---- Record list
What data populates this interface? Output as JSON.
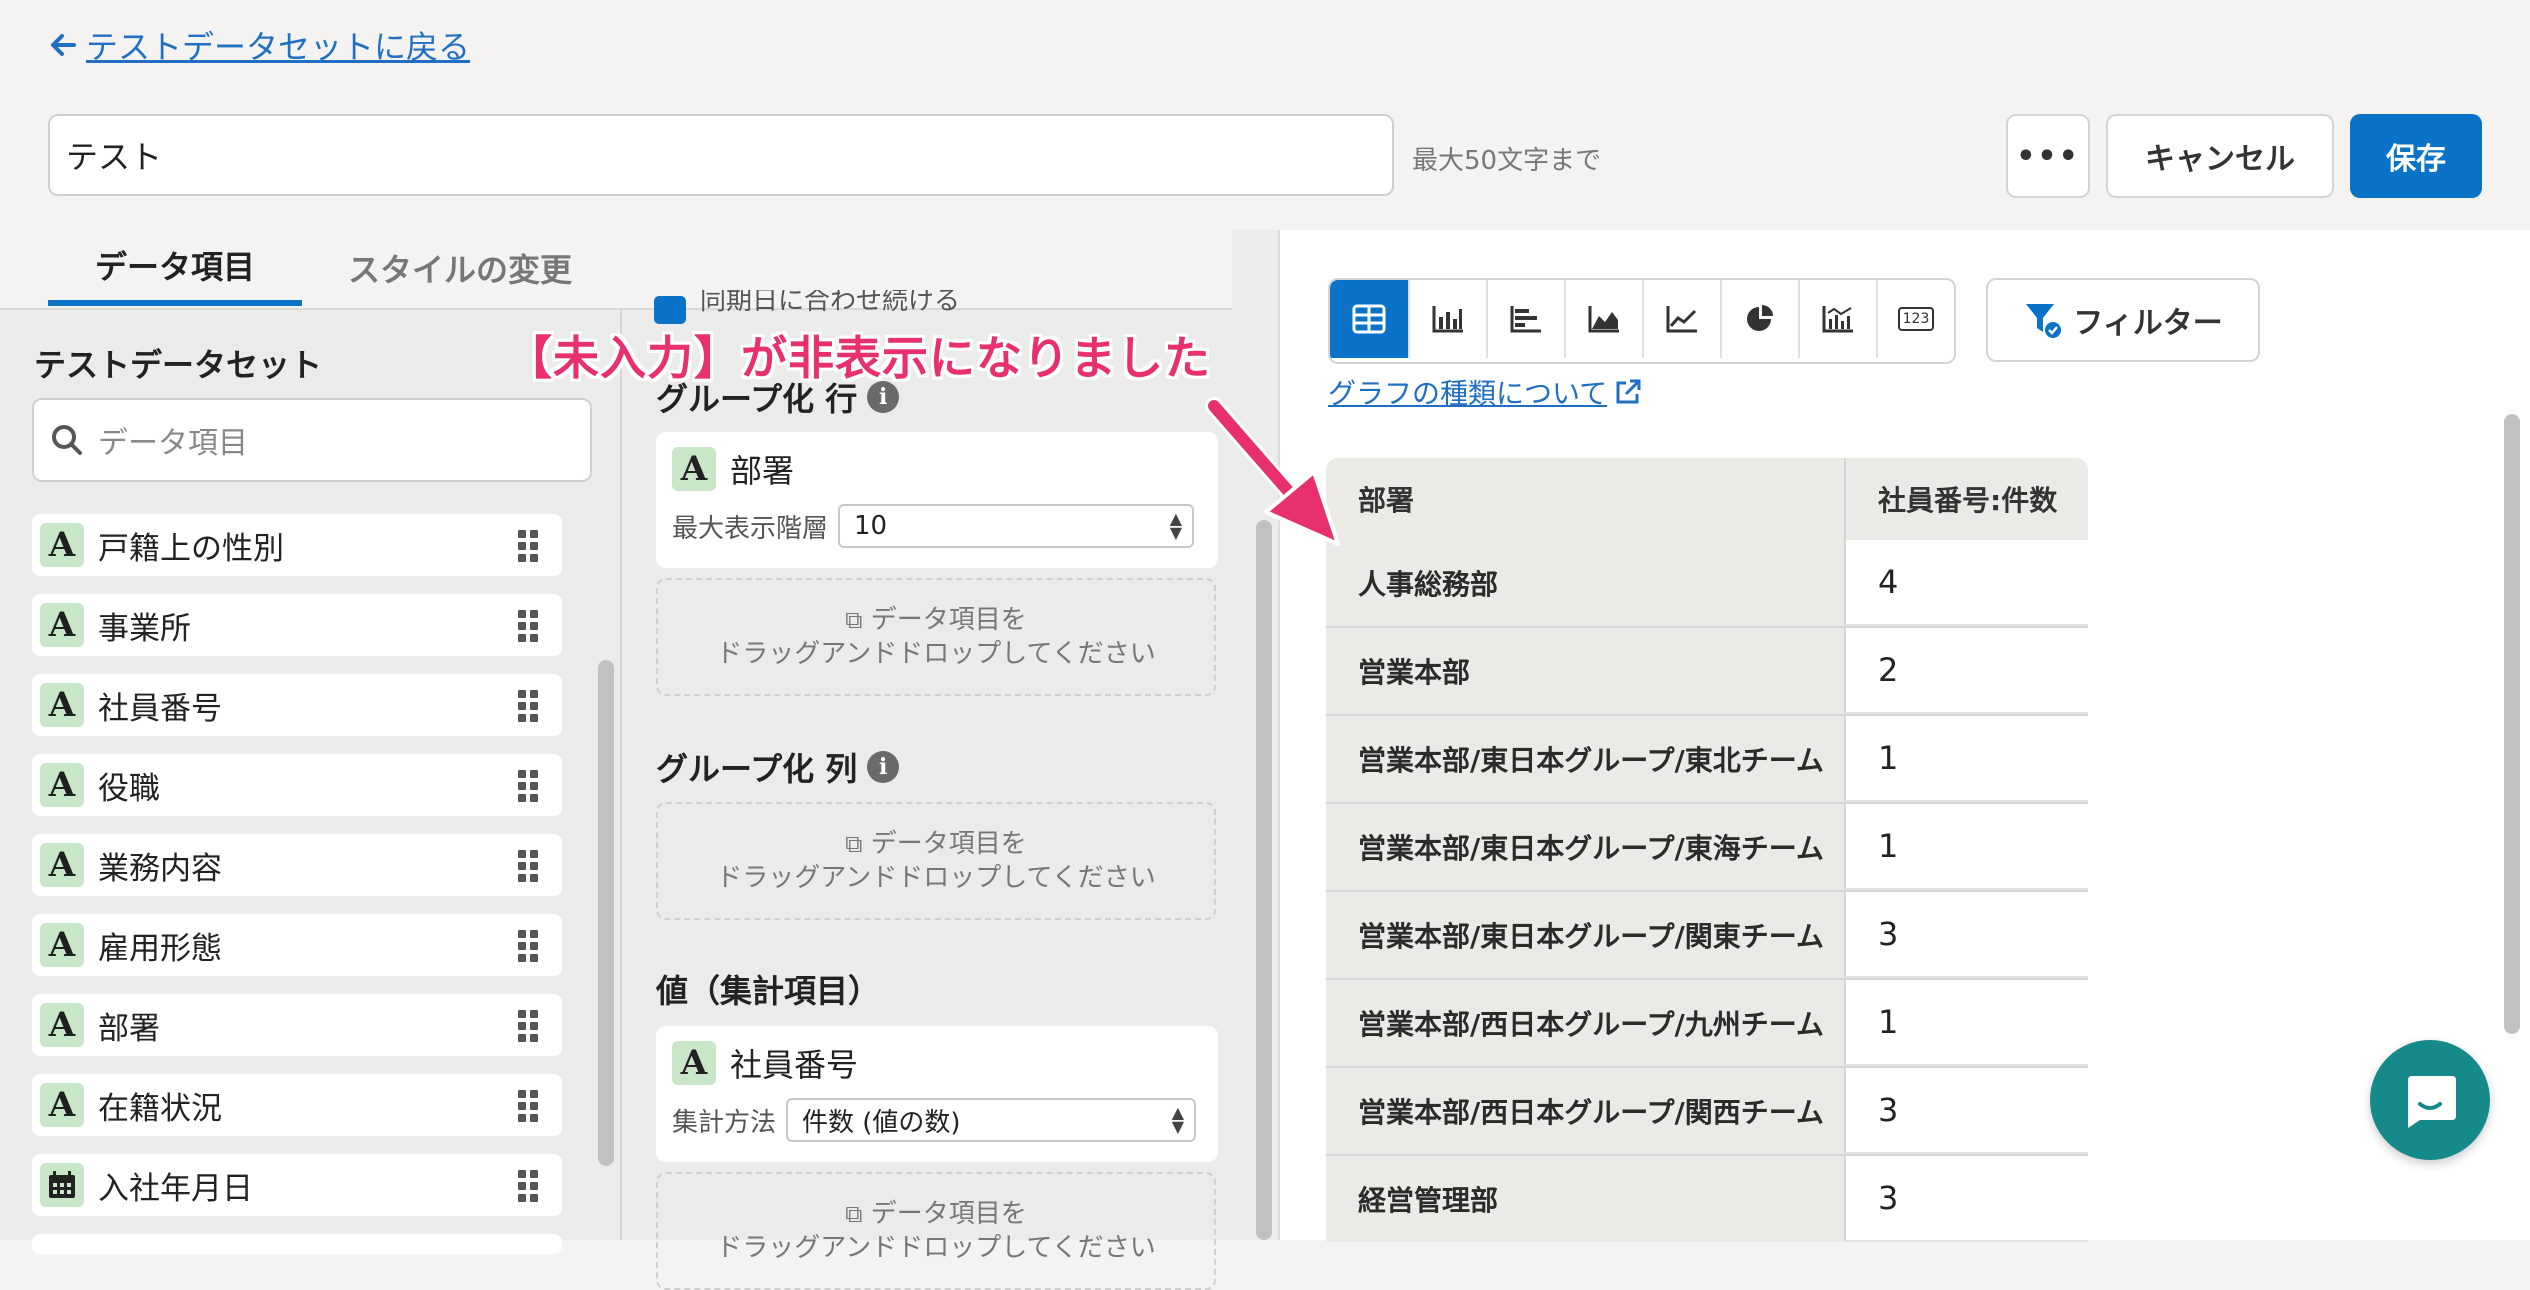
{
  "header": {
    "back_label": "テストデータセットに戻る",
    "title_value": "テスト",
    "char_limit_hint": "最大50文字まで",
    "more_label": "•••",
    "cancel_label": "キャンセル",
    "save_label": "保存"
  },
  "tabs": [
    {
      "label": "データ項目"
    },
    {
      "label": "スタイルの変更"
    }
  ],
  "sidebar": {
    "dataset_title": "テストデータセット",
    "search_placeholder": "データ項目",
    "items": [
      {
        "type": "A",
        "label": "戸籍上の性別"
      },
      {
        "type": "A",
        "label": "事業所"
      },
      {
        "type": "A",
        "label": "社員番号"
      },
      {
        "type": "A",
        "label": "役職"
      },
      {
        "type": "A",
        "label": "業務内容"
      },
      {
        "type": "A",
        "label": "雇用形態"
      },
      {
        "type": "A",
        "label": "部署"
      },
      {
        "type": "A",
        "label": "在籍状況"
      },
      {
        "type": "calendar",
        "label": "入社年月日"
      }
    ]
  },
  "config": {
    "top_check_text": "同期日に合わせ続ける",
    "group_row": {
      "title": "グループ化 行",
      "field_type": "A",
      "field_label": "部署",
      "depth_label": "最大表示階層",
      "depth_value": "10"
    },
    "dropzone_line1": "データ項目を",
    "dropzone_line2": "ドラッグアンドドロップしてください",
    "group_col": {
      "title": "グループ化 列"
    },
    "values": {
      "title": "値（集計項目）",
      "field_type": "A",
      "field_label": "社員番号",
      "agg_label": "集計方法",
      "agg_value": "件数 (値の数)"
    }
  },
  "chart": {
    "tab_icons": [
      "table-icon",
      "bar-chart-icon",
      "horizontal-bar-icon",
      "area-chart-icon",
      "line-chart-icon",
      "pie-chart-icon",
      "combo-chart-icon",
      "number-icon"
    ],
    "number_tab_label": "123",
    "filter_label": "フィルター",
    "help_link": "グラフの種類について"
  },
  "table": {
    "headers": [
      "部署",
      "社員番号:件数"
    ],
    "rows": [
      {
        "dept": "人事総務部",
        "count": "4"
      },
      {
        "dept": "営業本部",
        "count": "2"
      },
      {
        "dept": "営業本部/東日本グループ/東北チーム",
        "count": "1"
      },
      {
        "dept": "営業本部/東日本グループ/東海チーム",
        "count": "1"
      },
      {
        "dept": "営業本部/東日本グループ/関東チーム",
        "count": "3"
      },
      {
        "dept": "営業本部/西日本グループ/九州チーム",
        "count": "1"
      },
      {
        "dept": "営業本部/西日本グループ/関西チーム",
        "count": "3"
      },
      {
        "dept": "経営管理部",
        "count": "3"
      }
    ]
  },
  "annotation": {
    "text": "【未入力】が非表示になりました"
  },
  "colors": {
    "accent": "#0a73c8",
    "annotation": "#e8306f",
    "badge": "#c9e6c9",
    "chat": "#168a8a"
  }
}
--------
Write out the entries above word for word. Do not include the pictures.

What data populates this interface? Output as JSON.
{
  "header": {
    "back_label": "テストデータセットに戻る",
    "title_value": "テスト",
    "char_limit_hint": "最大50文字まで",
    "more_label": "•••",
    "cancel_label": "キャンセル",
    "save_label": "保存"
  },
  "tabs": [
    {
      "label": "データ項目"
    },
    {
      "label": "スタイルの変更"
    }
  ],
  "sidebar": {
    "dataset_title": "テストデータセット",
    "search_placeholder": "データ項目",
    "items": [
      {
        "type": "A",
        "label": "戸籍上の性別"
      },
      {
        "type": "A",
        "label": "事業所"
      },
      {
        "type": "A",
        "label": "社員番号"
      },
      {
        "type": "A",
        "label": "役職"
      },
      {
        "type": "A",
        "label": "業務内容"
      },
      {
        "type": "A",
        "label": "雇用形態"
      },
      {
        "type": "A",
        "label": "部署"
      },
      {
        "type": "A",
        "label": "在籍状況"
      },
      {
        "type": "calendar",
        "label": "入社年月日"
      }
    ]
  },
  "config": {
    "top_check_text": "同期日に合わせ続ける",
    "group_row": {
      "title": "グループ化 行",
      "field_type": "A",
      "field_label": "部署",
      "depth_label": "最大表示階層",
      "depth_value": "10"
    },
    "dropzone_line1": "データ項目を",
    "dropzone_line2": "ドラッグアンドドロップしてください",
    "group_col": {
      "title": "グループ化 列"
    },
    "values": {
      "title": "値（集計項目）",
      "field_type": "A",
      "field_label": "社員番号",
      "agg_label": "集計方法",
      "agg_value": "件数 (値の数)"
    }
  },
  "chart": {
    "tab_icons": [
      "table-icon",
      "bar-chart-icon",
      "horizontal-bar-icon",
      "area-chart-icon",
      "line-chart-icon",
      "pie-chart-icon",
      "combo-chart-icon",
      "number-icon"
    ],
    "number_tab_label": "123",
    "filter_label": "フィルター",
    "help_link": "グラフの種類について"
  },
  "table": {
    "headers": [
      "部署",
      "社員番号:件数"
    ],
    "rows": [
      {
        "dept": "人事総務部",
        "count": "4"
      },
      {
        "dept": "営業本部",
        "count": "2"
      },
      {
        "dept": "営業本部/東日本グループ/東北チーム",
        "count": "1"
      },
      {
        "dept": "営業本部/東日本グループ/東海チーム",
        "count": "1"
      },
      {
        "dept": "営業本部/東日本グループ/関東チーム",
        "count": "3"
      },
      {
        "dept": "営業本部/西日本グループ/九州チーム",
        "count": "1"
      },
      {
        "dept": "営業本部/西日本グループ/関西チーム",
        "count": "3"
      },
      {
        "dept": "経営管理部",
        "count": "3"
      }
    ]
  },
  "annotation": {
    "text": "【未入力】が非表示になりました"
  },
  "colors": {
    "accent": "#0a73c8",
    "annotation": "#e8306f",
    "badge": "#c9e6c9",
    "chat": "#168a8a"
  }
}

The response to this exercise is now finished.